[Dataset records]
::::
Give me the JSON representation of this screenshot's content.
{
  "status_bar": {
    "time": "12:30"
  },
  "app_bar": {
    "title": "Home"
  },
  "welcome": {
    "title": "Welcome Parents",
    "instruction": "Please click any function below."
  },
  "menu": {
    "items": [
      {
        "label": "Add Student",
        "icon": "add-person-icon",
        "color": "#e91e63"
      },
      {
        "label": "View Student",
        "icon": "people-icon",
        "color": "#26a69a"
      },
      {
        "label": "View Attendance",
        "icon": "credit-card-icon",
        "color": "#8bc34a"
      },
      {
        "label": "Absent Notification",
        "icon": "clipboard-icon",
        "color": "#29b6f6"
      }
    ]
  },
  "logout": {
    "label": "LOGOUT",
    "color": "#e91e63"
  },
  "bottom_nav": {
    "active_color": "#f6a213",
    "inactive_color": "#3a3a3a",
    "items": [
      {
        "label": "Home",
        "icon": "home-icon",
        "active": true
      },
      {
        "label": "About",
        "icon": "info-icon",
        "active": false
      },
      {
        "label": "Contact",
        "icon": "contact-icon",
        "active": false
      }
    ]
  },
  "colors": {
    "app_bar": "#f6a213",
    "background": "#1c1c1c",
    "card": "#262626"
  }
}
::::
SET TASK: Copy all of the data exactly.

OUTPUT OF THE EXERCISE:
Give me the JSON representation of this screenshot's content.
{
  "status_bar": {
    "time": "12:30"
  },
  "app_bar": {
    "title": "Home"
  },
  "welcome": {
    "title": "Welcome Parents",
    "instruction": "Please click any function below."
  },
  "menu": {
    "items": [
      {
        "label": "Add Student",
        "icon": "add-person-icon",
        "color": "#e91e63"
      },
      {
        "label": "View Student",
        "icon": "people-icon",
        "color": "#26a69a"
      },
      {
        "label": "View Attendance",
        "icon": "credit-card-icon",
        "color": "#8bc34a"
      },
      {
        "label": "Absent Notification",
        "icon": "clipboard-icon",
        "color": "#29b6f6"
      }
    ]
  },
  "logout": {
    "label": "LOGOUT",
    "color": "#e91e63"
  },
  "bottom_nav": {
    "active_color": "#f6a213",
    "inactive_color": "#3a3a3a",
    "items": [
      {
        "label": "Home",
        "icon": "home-icon",
        "active": true
      },
      {
        "label": "About",
        "icon": "info-icon",
        "active": false
      },
      {
        "label": "Contact",
        "icon": "contact-icon",
        "active": false
      }
    ]
  },
  "colors": {
    "app_bar": "#f6a213",
    "background": "#1c1c1c",
    "card": "#262626"
  }
}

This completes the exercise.